_Instructions for the task_:
From the entries that follow, extract each line holding the string "CHARLESTON".

______

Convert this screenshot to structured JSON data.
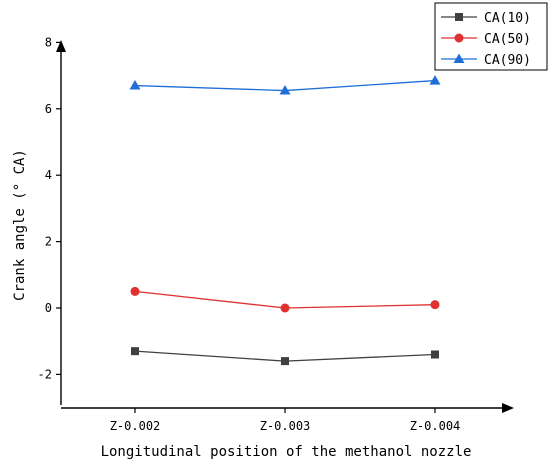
{
  "chart_data": {
    "type": "line",
    "categories": [
      "Z-0.002",
      "Z-0.003",
      "Z-0.004"
    ],
    "series": [
      {
        "name": "CA(10)",
        "values": [
          -1.3,
          -1.6,
          -1.4
        ],
        "color": "#404040",
        "marker": "square"
      },
      {
        "name": "CA(50)",
        "values": [
          0.5,
          0.0,
          0.1
        ],
        "color": "#e03030",
        "marker": "circle"
      },
      {
        "name": "CA(90)",
        "values": [
          6.7,
          6.55,
          6.85
        ],
        "color": "#1f6fd6",
        "marker": "triangle"
      }
    ],
    "xlabel": "Longitudinal position of the methanol nozzle",
    "ylabel": "Crank angle (° CA)",
    "ylim": [
      -3,
      8
    ],
    "yticks": [
      -2,
      0,
      2,
      4,
      6,
      8
    ],
    "ytick_labels": [
      "-2",
      "0",
      "2",
      "4",
      "6",
      "8"
    ],
    "grid": false,
    "legend_position": "top-right"
  }
}
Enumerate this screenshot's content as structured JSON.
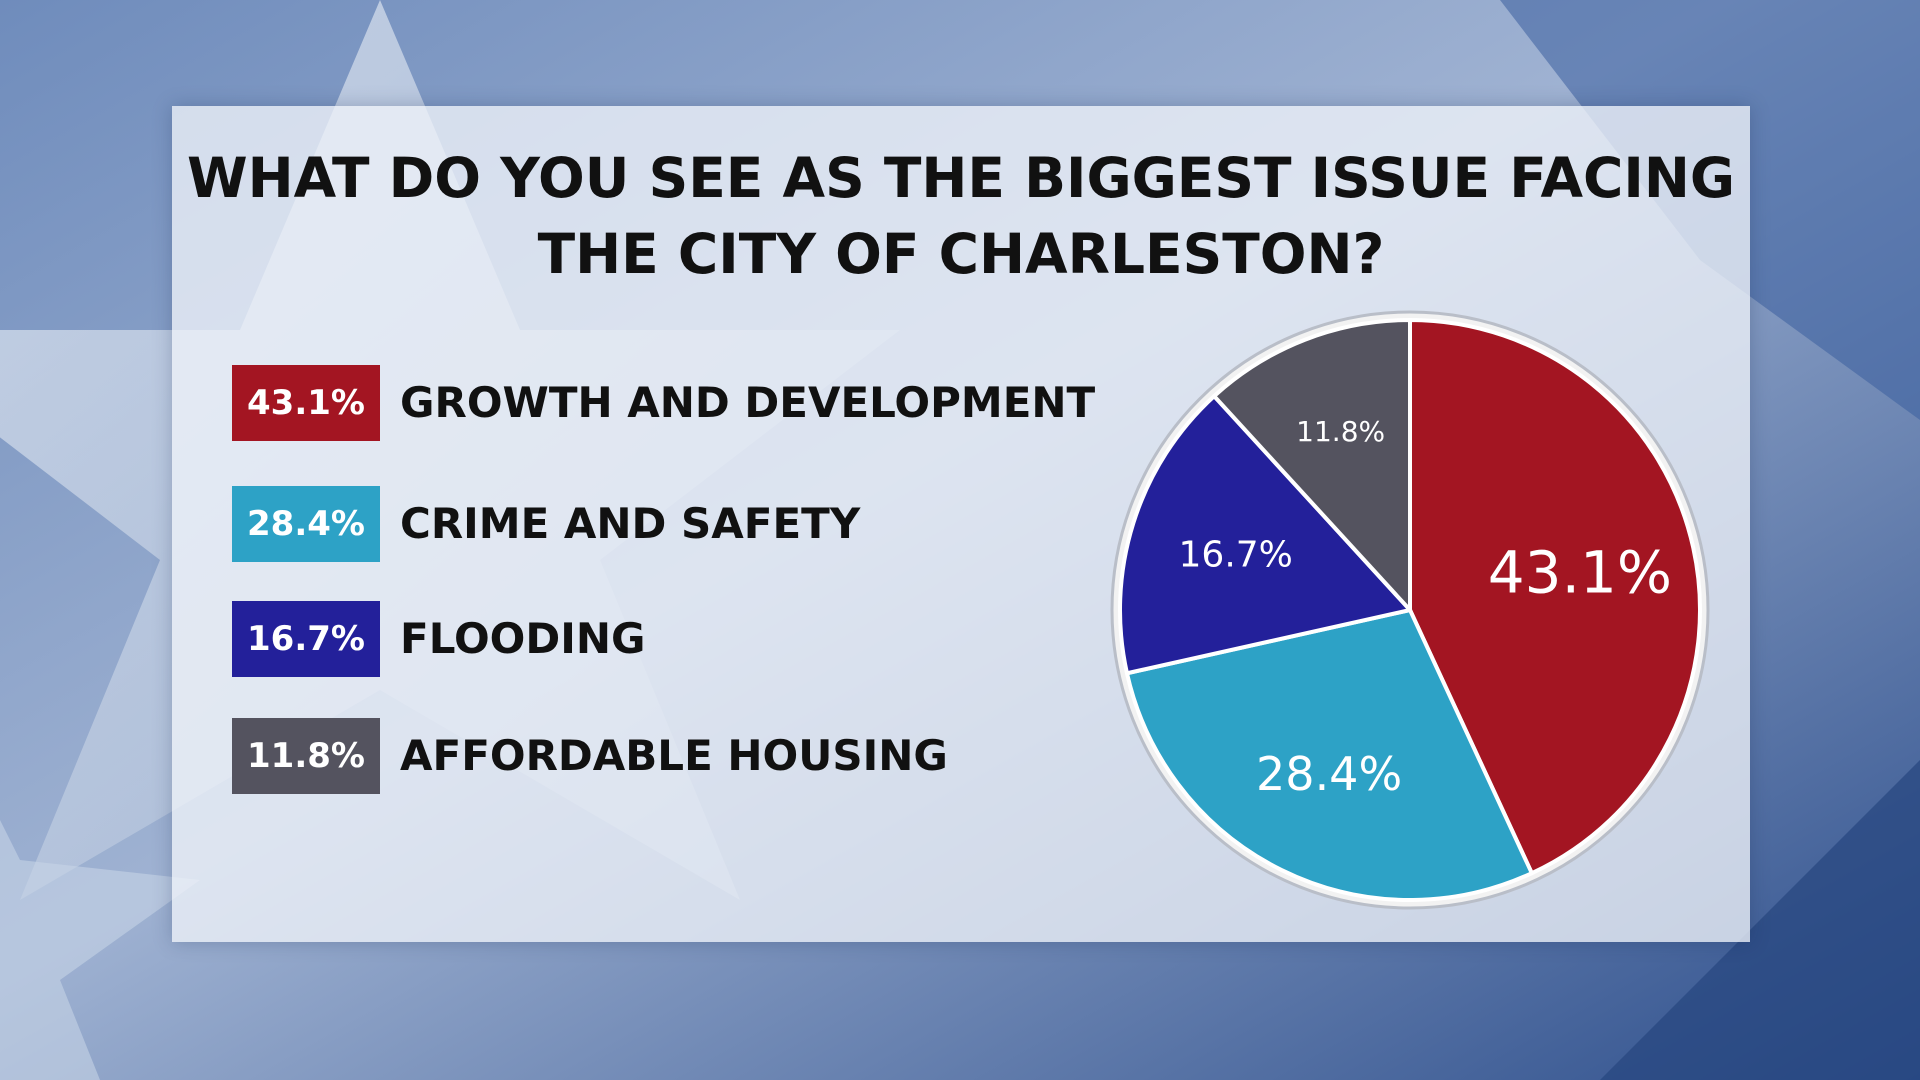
{
  "chart_data": {
    "type": "pie",
    "title": "WHAT DO YOU SEE AS THE BIGGEST ISSUE FACING THE CITY OF CHARLESTON?",
    "title_lines": [
      "WHAT DO YOU SEE AS THE BIGGEST ISSUE FACING",
      "THE CITY OF CHARLESTON?"
    ],
    "slices": [
      {
        "label": "GROWTH AND DEVELOPMENT",
        "value": 43.1,
        "badge": "43.1%",
        "color": "#a31522"
      },
      {
        "label": "CRIME AND SAFETY",
        "value": 28.4,
        "badge": "28.4%",
        "color": "#2da2c6"
      },
      {
        "label": "FLOODING",
        "value": 16.7,
        "badge": "16.7%",
        "color": "#23209a"
      },
      {
        "label": "AFFORDABLE HOUSING",
        "value": 11.8,
        "badge": "11.8%",
        "color": "#54535f"
      }
    ],
    "start_angle_deg": 0,
    "direction": "clockwise",
    "legend_position": "left"
  }
}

______

_The completed task_:
    "title": "WHAT DO YOU SEE AS THE BIGGEST ISSUE FACING THE CITY OF CHARLESTON?",
      "THE CITY OF CHARLESTON?"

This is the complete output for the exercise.